+++ EXCERPT PROVIDED +++

One of the most beautiful lamps is called the Broadway Rose. There’s an artichoke in the finial, and also rosebuds. These lamps have a very interesting history. Their finials are very, very long, and for the first several years they were installed downtown. There are six of them in Urban Light and 11 of them left in Los Angeles. The reason for the long finials was that they predated the filament, the incandescent light bulb. They were carbon arc lights; a carbon arc has two carbon rods that are spaced slightly apart. You add a high voltage and there’s a huge spark. So the wick trimmer had to come every two or three days and crank the rod up to keep the right gap. So when you see streetlights with finials, those are all vestiges of a functioning finial, which initially these were.

Installation of Urban Light at LACMA, 2008

Govan: I remember being incredibly amazed by them and knowing that they had to be in Los Angeles, because, in so many ways, they were the representation of the whole county, with each city responsible for designing its own lamps. Each lamp, then, was an expression of that city’s design; they were public art. And, of course, they’ve now created this image through their density. You always knew they needed to be densely arranged, right?

Burden: Yeah, and you needed a repetition of form, too. It’s kind of like lining up toy soldiers—you know, where you get little columns of them. And I think the repetition works.

+++ DATA RECORDS +++

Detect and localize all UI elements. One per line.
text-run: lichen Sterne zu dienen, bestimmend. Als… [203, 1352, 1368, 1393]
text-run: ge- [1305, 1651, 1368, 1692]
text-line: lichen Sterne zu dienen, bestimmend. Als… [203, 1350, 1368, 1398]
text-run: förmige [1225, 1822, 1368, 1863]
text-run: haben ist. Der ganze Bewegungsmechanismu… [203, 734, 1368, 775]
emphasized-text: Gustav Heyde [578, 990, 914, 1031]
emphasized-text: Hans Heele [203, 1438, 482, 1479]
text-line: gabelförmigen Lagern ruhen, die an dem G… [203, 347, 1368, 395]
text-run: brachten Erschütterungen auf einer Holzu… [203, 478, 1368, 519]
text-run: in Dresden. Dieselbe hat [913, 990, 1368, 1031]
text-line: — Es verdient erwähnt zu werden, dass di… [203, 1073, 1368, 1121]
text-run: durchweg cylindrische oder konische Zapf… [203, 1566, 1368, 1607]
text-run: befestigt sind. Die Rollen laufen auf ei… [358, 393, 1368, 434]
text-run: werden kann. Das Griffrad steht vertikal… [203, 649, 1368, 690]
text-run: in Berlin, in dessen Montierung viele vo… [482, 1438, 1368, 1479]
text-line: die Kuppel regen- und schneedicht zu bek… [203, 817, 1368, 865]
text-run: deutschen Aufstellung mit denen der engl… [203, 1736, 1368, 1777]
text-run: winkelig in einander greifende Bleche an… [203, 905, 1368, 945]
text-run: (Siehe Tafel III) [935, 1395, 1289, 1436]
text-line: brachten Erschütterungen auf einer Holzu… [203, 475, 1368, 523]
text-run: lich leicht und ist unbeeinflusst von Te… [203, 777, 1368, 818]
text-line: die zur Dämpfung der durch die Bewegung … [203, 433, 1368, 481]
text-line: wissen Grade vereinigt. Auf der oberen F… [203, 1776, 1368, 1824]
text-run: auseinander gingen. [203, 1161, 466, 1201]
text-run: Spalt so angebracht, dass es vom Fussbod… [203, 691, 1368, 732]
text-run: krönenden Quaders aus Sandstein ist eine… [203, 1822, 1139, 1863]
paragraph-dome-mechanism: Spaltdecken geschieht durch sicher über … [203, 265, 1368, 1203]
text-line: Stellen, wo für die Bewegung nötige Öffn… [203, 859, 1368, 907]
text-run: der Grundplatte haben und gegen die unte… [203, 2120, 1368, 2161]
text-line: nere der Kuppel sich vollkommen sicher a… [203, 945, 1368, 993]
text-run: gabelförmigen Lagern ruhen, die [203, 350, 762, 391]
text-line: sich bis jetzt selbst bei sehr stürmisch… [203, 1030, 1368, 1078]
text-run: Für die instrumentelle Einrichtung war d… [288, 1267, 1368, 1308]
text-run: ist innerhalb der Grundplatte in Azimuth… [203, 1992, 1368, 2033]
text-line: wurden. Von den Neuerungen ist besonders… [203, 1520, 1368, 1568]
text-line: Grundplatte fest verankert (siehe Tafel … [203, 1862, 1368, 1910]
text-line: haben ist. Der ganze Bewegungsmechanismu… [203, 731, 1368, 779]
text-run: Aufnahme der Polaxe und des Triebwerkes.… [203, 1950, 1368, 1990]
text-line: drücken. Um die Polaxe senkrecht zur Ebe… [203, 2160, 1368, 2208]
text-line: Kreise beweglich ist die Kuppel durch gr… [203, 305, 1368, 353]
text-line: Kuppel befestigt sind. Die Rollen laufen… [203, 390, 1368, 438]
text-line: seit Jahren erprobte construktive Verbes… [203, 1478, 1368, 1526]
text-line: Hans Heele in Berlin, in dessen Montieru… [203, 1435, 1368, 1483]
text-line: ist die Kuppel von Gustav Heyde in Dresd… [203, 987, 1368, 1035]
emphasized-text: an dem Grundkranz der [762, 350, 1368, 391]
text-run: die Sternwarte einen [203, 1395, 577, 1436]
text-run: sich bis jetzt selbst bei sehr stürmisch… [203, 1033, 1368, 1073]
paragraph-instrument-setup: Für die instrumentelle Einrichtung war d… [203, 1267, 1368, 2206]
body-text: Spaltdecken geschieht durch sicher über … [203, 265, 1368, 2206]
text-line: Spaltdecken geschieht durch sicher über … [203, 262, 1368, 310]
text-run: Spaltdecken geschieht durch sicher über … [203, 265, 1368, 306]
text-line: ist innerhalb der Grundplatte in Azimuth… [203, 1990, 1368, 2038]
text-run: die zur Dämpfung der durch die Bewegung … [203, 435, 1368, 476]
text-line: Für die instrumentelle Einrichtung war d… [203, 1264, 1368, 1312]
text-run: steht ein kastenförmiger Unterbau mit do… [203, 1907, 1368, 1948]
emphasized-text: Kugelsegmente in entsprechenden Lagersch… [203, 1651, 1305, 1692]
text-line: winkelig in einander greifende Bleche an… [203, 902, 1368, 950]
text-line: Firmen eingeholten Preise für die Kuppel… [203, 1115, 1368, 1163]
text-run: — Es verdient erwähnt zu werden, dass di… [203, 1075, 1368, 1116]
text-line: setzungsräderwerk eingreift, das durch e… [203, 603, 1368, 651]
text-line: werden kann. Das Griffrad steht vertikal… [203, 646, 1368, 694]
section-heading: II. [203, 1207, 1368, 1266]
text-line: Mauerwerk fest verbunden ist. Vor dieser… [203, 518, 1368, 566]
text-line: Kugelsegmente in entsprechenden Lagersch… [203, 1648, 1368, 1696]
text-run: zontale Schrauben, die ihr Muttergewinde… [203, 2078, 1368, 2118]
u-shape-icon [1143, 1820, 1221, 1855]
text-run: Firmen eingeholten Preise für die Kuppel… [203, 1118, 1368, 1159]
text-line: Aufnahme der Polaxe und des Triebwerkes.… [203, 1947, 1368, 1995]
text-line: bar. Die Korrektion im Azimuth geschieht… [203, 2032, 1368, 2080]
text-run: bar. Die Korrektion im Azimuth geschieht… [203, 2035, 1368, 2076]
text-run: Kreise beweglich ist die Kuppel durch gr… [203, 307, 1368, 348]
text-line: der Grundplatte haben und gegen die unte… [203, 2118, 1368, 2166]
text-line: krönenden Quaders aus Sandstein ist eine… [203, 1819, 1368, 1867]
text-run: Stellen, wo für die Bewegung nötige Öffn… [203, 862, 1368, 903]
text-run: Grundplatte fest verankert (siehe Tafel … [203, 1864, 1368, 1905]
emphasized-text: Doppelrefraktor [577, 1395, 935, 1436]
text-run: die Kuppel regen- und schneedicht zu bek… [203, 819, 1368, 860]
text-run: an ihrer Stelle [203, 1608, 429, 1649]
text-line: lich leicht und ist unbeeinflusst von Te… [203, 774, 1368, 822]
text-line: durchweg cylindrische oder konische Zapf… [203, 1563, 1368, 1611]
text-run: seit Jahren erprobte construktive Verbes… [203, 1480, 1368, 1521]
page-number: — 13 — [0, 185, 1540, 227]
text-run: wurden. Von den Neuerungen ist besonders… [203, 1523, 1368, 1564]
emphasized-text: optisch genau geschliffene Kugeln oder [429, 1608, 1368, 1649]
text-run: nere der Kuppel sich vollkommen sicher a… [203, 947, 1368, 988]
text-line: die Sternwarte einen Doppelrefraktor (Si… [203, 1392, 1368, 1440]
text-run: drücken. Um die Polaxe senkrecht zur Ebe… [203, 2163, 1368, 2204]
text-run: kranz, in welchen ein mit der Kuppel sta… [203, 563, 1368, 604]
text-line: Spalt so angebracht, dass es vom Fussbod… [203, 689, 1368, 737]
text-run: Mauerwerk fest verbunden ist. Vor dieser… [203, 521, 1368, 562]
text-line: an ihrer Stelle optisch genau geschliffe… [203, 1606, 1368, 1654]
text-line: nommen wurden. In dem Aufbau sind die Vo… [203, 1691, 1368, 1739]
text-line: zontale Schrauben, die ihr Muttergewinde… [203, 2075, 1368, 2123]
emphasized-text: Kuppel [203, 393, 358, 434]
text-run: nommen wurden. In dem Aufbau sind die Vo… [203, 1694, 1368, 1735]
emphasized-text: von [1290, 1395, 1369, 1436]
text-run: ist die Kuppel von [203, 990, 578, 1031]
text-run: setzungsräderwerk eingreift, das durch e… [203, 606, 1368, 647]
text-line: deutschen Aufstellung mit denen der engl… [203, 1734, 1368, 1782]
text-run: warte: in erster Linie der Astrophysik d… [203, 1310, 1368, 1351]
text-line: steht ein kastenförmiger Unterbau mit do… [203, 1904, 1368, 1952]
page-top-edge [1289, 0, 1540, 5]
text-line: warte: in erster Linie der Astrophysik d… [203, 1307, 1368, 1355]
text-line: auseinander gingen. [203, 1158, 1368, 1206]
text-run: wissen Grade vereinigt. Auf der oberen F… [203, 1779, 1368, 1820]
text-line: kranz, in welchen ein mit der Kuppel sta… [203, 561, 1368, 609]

+++

— TASK 1 —
Retype the Urban Light interview between "Burden: Yeah, and you" and "the repetition works.", inclusive.
— TASK 2 —
Answer from the Urban Light interview:
(a) How many Broadway Rose lamps are in Urban Light?
(b) Besides an artichoke, what does the Broadway Rose finial contain?
(c) What does Burden liken the repeated lamp arrangement to?
— TASK 3 —
Extend the Urban Light interview past its final line.
The entries are not needed for anything here.

— TASK RESULT 1 —
Burden: Yeah, and you needed a repetition of form, too. It’s kind of like lining up toy soldiers—you know, where you get little columns of them. And I think the repetition works.

— TASK RESULT 2 —
(a) Six.
(b) Rosebuds.
(c) Lining up toy soldiers in little columns.

— TASK RESULT 3 —
Govan: When we looked at this space in front of the museum, it was an instant eureka moment, because these lamps had been assembled into architecture; they have this feeling of a Roman colonnade or some kind of ancient structure. While they’re from the ’20s and they’re modern, they still give this feeling of walking through an ancient temple. And immediately it seemed to me this was the perfect image for a museum in Los Angeles, because all of those East Coast museums, even as far west as Chicago, have their Greco-Roman temple façades; that’s the sign that you’re walking into a museum—you see the temple façade. But, of course, this is a kind of faux temple. It’s an interesting reversal because those Greco-Roman temple façades on East Coast museums are really faux; they’re neoclassical. And here you’ve assembled an honest-to-goodness Los Angeles temple made of local materials, in our time.

Now Urban Light has become this incredible landmark in Los Angeles. People are out there every day taking photos of it. And in this new age of media and technology, these images of the lamps are going out all over the world and representing Los Angeles. You’ll see people getting out of their cars to capture it, lovers taking pictures under the lamps at night. People have been fascinated by the details.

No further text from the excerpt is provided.